Reproduce the material in full, exactly as written.

Stored data:

- - - -

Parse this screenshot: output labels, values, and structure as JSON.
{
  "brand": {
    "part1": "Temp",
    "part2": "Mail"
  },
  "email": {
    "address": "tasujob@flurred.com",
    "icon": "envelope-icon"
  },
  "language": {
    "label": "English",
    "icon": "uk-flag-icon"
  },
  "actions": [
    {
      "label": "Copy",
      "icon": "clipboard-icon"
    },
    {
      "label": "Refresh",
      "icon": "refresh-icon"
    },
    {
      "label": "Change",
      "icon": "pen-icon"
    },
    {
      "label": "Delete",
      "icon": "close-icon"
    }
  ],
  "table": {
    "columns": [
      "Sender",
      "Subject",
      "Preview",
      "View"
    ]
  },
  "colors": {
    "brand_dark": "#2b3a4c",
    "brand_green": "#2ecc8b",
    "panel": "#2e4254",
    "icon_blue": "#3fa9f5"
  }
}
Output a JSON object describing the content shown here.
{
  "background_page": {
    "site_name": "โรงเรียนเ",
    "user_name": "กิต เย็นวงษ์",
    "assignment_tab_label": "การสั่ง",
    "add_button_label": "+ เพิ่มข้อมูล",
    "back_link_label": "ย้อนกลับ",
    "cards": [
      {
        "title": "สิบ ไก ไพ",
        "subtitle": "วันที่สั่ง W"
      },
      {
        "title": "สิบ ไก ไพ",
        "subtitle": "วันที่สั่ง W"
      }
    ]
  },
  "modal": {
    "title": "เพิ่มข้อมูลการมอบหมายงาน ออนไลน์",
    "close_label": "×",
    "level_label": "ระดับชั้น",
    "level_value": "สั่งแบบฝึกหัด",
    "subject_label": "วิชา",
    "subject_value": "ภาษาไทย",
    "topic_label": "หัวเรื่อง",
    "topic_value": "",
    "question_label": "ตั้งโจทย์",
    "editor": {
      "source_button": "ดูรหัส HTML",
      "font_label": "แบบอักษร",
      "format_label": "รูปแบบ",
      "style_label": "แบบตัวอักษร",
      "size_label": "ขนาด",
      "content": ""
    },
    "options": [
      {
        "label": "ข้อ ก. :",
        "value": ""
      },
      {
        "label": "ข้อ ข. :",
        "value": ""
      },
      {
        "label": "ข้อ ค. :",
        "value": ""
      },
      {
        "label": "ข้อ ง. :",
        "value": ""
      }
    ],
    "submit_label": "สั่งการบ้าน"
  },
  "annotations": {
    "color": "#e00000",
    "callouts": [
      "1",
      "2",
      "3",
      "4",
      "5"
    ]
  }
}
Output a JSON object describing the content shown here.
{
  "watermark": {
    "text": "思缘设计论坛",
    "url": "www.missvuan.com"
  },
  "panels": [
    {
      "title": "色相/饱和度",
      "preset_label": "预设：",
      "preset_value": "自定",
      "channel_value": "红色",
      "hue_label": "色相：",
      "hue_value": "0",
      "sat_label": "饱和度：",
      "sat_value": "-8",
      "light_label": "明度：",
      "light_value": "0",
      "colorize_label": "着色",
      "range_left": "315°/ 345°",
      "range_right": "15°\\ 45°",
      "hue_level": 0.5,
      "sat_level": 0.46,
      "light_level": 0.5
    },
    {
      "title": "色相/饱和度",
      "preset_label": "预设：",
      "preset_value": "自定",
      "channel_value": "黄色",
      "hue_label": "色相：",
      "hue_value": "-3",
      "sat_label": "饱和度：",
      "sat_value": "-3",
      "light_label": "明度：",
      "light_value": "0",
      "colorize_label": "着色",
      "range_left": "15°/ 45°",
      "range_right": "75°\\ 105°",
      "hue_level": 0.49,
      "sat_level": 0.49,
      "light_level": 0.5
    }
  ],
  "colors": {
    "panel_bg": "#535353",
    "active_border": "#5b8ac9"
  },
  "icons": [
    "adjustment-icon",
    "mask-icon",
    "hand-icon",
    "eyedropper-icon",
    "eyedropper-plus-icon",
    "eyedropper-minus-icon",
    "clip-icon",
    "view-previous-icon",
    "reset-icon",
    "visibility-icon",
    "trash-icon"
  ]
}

- - - -

▶ [The output]:
Parse this screenshot: output labels, values, and structure as JSON.
{
  "brand": {
    "part1": "Temp",
    "part2": "Mail"
  },
  "email": {
    "address": "tasujob@flurred.com",
    "icon": "envelope-icon"
  },
  "language": {
    "label": "English",
    "icon": "uk-flag-icon"
  },
  "actions": [
    {
      "label": "Copy",
      "icon": "clipboard-icon"
    },
    {
      "label": "Refresh",
      "icon": "refresh-icon"
    },
    {
      "label": "Change",
      "icon": "pen-icon"
    },
    {
      "label": "Delete",
      "icon": "close-icon"
    }
  ],
  "table": {
    "columns": [
      "Sender",
      "Subject",
      "Preview",
      "View"
    ]
  },
  "colors": {
    "brand_dark": "#2b3a4c",
    "brand_green": "#2ecc8b",
    "panel": "#2e4254",
    "icon_blue": "#3fa9f5"
  }
}
Output a JSON object describing the content shown here.
{
  "background_page": {
    "site_name": "โรงเรียนเ",
    "user_name": "กิต เย็นวงษ์",
    "assignment_tab_label": "การสั่ง",
    "add_button_label": "+ เพิ่มข้อมูล",
    "back_link_label": "ย้อนกลับ",
    "cards": [
      {
        "title": "สิบ ไก ไพ",
        "subtitle": "วันที่สั่ง W"
      },
      {
        "title": "สิบ ไก ไพ",
        "subtitle": "วันที่สั่ง W"
      }
    ]
  },
  "modal": {
    "title": "เพิ่มข้อมูลการมอบหมายงาน ออนไลน์",
    "close_label": "×",
    "level_label": "ระดับชั้น",
    "level_value": "สั่งแบบฝึกหัด",
    "subject_label": "วิชา",
    "subject_value": "ภาษาไทย",
    "topic_label": "หัวเรื่อง",
    "topic_value": "",
    "question_label": "ตั้งโจทย์",
    "editor": {
      "source_button": "ดูรหัส HTML",
      "font_label": "แบบอักษร",
      "format_label": "รูปแบบ",
      "style_label": "แบบตัวอักษร",
      "size_label": "ขนาด",
      "content": ""
    },
    "options": [
      {
        "label": "ข้อ ก. :",
        "value": ""
      },
      {
        "label": "ข้อ ข. :",
        "value": ""
      },
      {
        "label": "ข้อ ค. :",
        "value": ""
      },
      {
        "label": "ข้อ ง. :",
        "value": ""
      }
    ],
    "submit_label": "สั่งการบ้าน"
  },
  "annotations": {
    "color": "#e00000",
    "callouts": [
      "1",
      "2",
      "3",
      "4",
      "5"
    ]
  }
}
Output a JSON object describing the content shown here.
{
  "watermark": {
    "text": "思缘设计论坛",
    "url": "www.missvuan.com"
  },
  "panels": [
    {
      "title": "色相/饱和度",
      "preset_label": "预设：",
      "preset_value": "自定",
      "channel_value": "红色",
      "hue_label": "色相：",
      "hue_value": "0",
      "sat_label": "饱和度：",
      "sat_value": "-8",
      "light_label": "明度：",
      "light_value": "0",
      "colorize_label": "着色",
      "range_left": "315°/ 345°",
      "range_right": "15°\\ 45°",
      "hue_level": 0.5,
      "sat_level": 0.46,
      "light_level": 0.5
    },
    {
      "title": "色相/饱和度",
      "preset_label": "预设：",
      "preset_value": "自定",
      "channel_value": "黄色",
      "hue_label": "色相：",
      "hue_value": "-3",
      "sat_label": "饱和度：",
      "sat_value": "-3",
      "light_label": "明度：",
      "light_value": "0",
      "colorize_label": "着色",
      "range_left": "15°/ 45°",
      "range_right": "75°\\ 105°",
      "hue_level": 0.49,
      "sat_level": 0.49,
      "light_level": 0.5
    }
  ],
  "colors": {
    "panel_bg": "#535353",
    "active_border": "#5b8ac9"
  },
  "icons": [
    "adjustment-icon",
    "mask-icon",
    "hand-icon",
    "eyedropper-icon",
    "eyedropper-plus-icon",
    "eyedropper-minus-icon",
    "clip-icon",
    "view-previous-icon",
    "reset-icon",
    "visibility-icon",
    "trash-icon"
  ]
}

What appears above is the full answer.